**PROBLEM TO WORK ON:**
Collect every line that includes the string "Total".

(Recorded data)
==============================
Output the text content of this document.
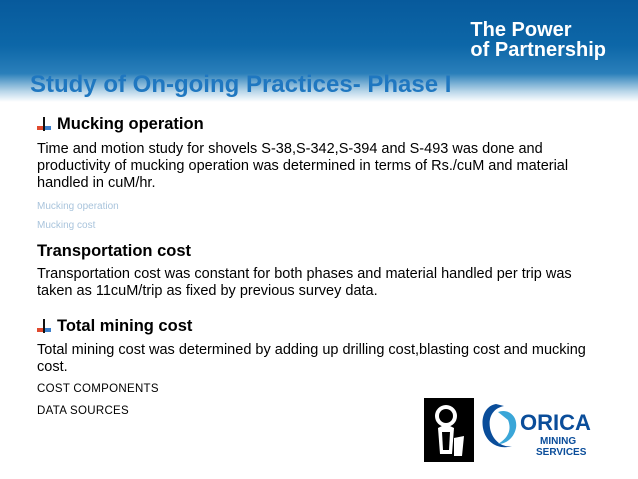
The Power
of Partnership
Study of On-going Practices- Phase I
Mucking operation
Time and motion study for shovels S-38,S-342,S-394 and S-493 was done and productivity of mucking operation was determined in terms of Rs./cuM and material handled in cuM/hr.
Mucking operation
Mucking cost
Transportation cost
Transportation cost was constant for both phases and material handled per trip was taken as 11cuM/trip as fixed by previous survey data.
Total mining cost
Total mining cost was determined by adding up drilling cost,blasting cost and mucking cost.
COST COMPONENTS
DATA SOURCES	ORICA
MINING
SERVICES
==============================
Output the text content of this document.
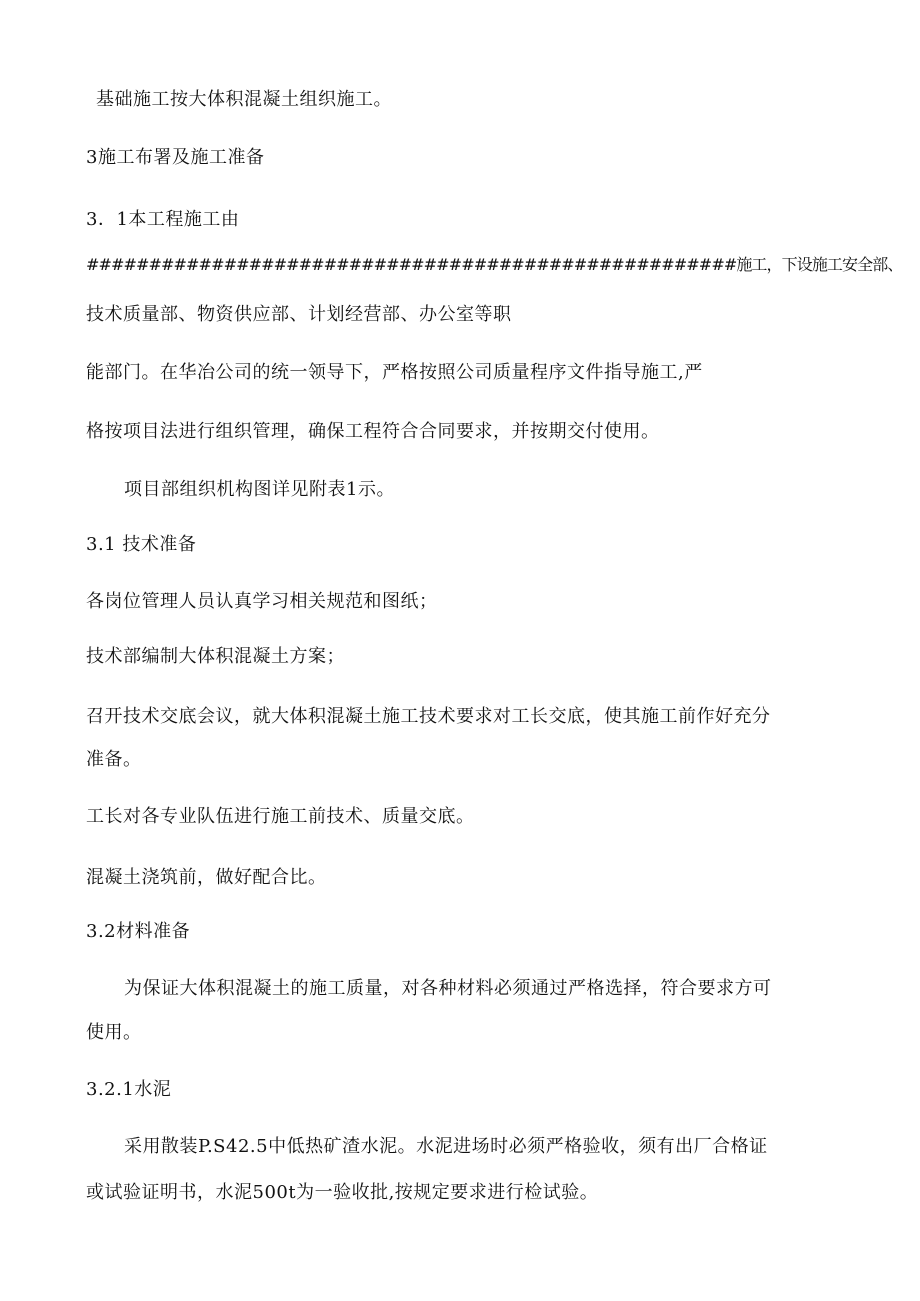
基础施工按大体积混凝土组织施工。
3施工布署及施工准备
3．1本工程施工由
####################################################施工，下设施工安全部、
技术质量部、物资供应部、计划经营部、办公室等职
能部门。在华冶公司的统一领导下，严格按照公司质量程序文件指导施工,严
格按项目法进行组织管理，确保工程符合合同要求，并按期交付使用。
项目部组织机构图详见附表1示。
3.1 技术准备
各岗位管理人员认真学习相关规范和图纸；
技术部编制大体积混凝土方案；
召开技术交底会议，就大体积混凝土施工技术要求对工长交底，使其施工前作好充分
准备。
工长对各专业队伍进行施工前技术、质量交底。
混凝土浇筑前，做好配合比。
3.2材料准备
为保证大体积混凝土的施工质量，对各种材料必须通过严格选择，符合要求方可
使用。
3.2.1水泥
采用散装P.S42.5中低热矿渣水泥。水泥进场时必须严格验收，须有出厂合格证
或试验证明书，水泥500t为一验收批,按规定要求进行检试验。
==============================
**OUTPUT FOR THIS TASK:**
Total mining cost
Total mining cost was determined by adding up drilling cost,blasting cost and mucking cost.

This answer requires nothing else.